- _EXERCISE REQUIREMENTS_: Copy out the data below from the line containing "Read all visible content and emit it as JSON." to the line containing "Parse this screenshot: output", both lines included, with all images left out.

- _RAW DATA_:
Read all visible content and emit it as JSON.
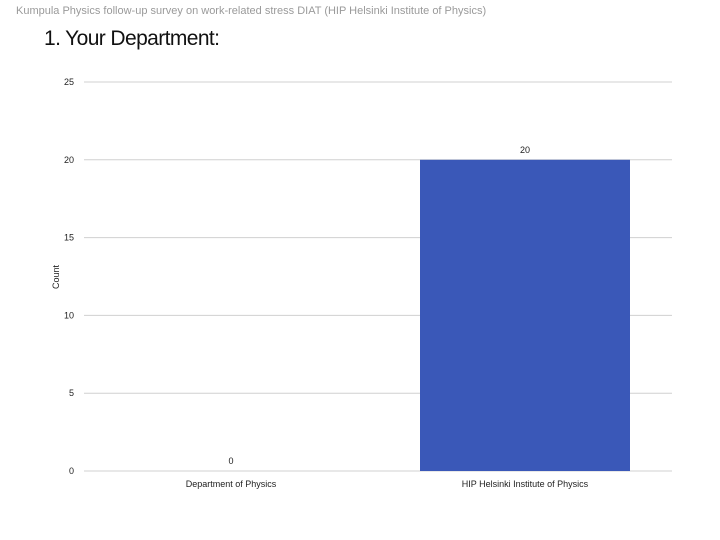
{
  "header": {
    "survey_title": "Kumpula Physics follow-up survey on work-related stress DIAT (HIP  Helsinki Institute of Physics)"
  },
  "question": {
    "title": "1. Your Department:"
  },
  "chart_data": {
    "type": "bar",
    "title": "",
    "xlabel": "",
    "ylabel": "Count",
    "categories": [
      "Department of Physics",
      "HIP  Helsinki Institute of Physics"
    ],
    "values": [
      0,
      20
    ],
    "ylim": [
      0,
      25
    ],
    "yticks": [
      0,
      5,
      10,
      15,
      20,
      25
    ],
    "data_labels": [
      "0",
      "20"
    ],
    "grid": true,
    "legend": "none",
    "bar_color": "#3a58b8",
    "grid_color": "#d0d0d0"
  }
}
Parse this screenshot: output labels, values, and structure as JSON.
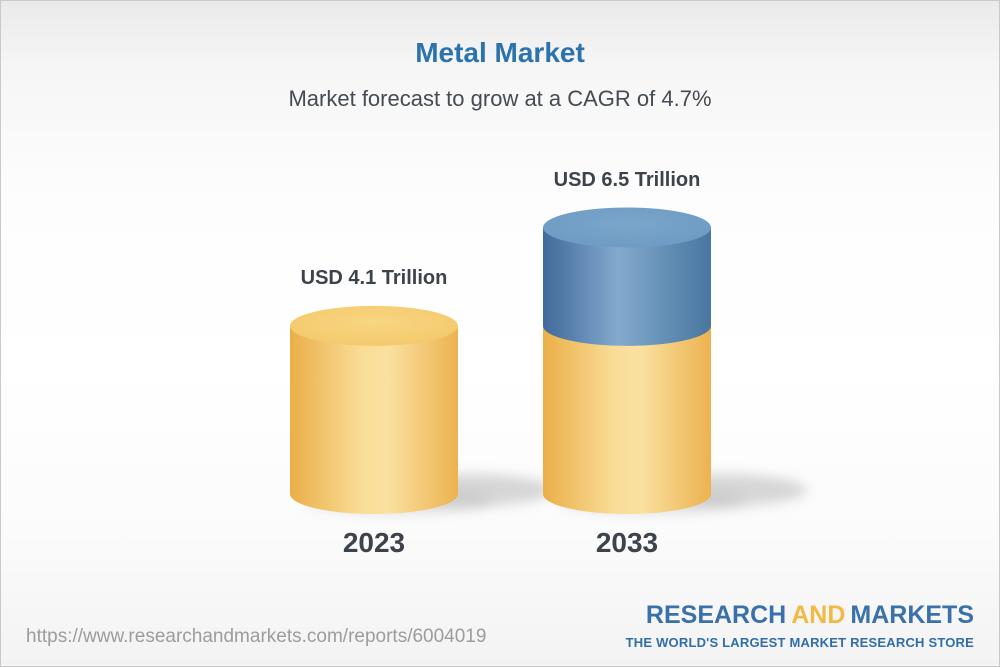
--
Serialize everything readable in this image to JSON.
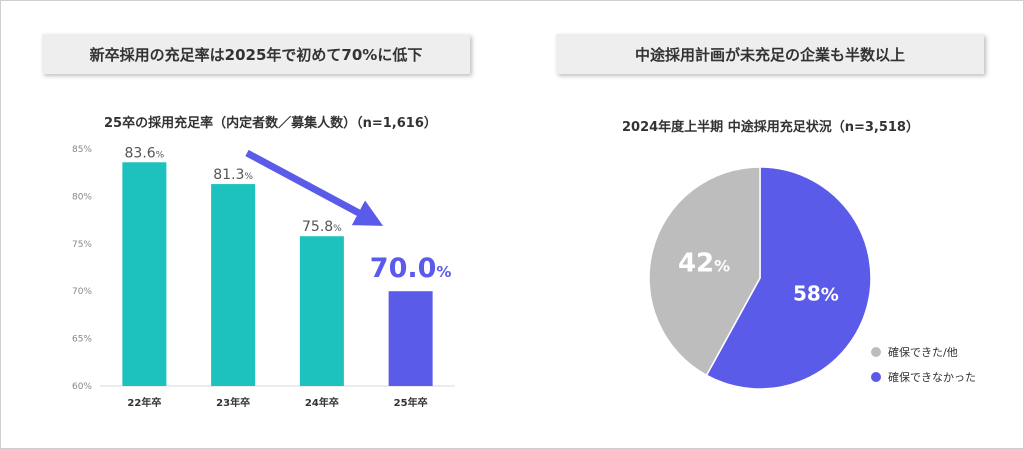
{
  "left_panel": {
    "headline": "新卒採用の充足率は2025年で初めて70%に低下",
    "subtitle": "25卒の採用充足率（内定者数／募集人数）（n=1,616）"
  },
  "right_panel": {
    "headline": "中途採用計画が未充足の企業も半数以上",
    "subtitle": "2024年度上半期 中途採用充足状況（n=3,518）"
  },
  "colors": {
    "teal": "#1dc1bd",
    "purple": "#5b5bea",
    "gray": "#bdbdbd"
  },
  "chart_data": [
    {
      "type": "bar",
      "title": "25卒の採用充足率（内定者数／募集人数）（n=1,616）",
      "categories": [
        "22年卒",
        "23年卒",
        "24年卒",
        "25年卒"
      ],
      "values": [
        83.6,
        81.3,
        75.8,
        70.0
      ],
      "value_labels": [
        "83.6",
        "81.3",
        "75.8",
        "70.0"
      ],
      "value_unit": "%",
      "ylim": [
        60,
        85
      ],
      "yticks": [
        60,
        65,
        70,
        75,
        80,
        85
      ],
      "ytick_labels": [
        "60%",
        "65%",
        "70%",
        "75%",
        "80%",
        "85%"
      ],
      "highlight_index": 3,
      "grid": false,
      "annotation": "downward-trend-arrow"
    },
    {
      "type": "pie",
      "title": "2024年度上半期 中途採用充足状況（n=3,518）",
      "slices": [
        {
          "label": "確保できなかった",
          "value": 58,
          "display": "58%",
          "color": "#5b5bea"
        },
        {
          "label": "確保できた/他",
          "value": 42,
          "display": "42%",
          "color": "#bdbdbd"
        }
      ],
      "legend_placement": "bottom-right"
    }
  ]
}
--
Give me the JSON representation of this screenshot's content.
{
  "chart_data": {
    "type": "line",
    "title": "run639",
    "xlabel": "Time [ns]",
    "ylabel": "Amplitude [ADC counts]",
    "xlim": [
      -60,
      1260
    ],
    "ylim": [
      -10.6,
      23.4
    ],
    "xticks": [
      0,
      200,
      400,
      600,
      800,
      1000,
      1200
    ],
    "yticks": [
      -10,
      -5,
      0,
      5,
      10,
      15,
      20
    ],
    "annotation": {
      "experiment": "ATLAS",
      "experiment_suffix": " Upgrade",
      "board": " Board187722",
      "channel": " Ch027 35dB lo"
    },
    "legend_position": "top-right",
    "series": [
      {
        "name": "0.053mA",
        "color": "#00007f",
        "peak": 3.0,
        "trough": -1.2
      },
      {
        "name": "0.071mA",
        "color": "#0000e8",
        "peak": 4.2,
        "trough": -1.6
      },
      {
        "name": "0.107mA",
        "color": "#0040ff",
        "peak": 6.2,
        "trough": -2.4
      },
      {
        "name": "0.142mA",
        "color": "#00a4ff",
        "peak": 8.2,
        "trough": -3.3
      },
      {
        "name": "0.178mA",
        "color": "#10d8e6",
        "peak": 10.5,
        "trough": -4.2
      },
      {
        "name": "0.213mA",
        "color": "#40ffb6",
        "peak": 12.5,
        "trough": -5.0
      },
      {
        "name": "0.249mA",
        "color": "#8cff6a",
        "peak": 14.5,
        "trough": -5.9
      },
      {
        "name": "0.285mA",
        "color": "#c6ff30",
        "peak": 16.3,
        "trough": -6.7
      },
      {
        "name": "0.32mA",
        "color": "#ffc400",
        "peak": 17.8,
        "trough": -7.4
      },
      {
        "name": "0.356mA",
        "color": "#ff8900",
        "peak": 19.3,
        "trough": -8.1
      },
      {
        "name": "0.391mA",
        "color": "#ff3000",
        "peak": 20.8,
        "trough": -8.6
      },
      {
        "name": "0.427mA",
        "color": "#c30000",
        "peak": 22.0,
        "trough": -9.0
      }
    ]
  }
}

- _EXPECTED ANSWER_:
Read all visible content and emit it as JSON.
{
  "header": {
    "survey_title": "Kumpula Physics follow-up survey on work-related stress DIAT (HIP  Helsinki Institute of Physics)"
  },
  "question": {
    "title": "1. Your Department:"
  },
  "chart_data": {
    "type": "bar",
    "title": "",
    "xlabel": "",
    "ylabel": "Count",
    "categories": [
      "Department of Physics",
      "HIP  Helsinki Institute of Physics"
    ],
    "values": [
      0,
      20
    ],
    "ylim": [
      0,
      25
    ],
    "yticks": [
      0,
      5,
      10,
      15,
      20,
      25
    ],
    "data_labels": [
      "0",
      "20"
    ],
    "grid": true,
    "legend": "none",
    "bar_color": "#3a58b8",
    "grid_color": "#d0d0d0"
  }
}
Parse this screenshot: output labels, values, and structure as JSON.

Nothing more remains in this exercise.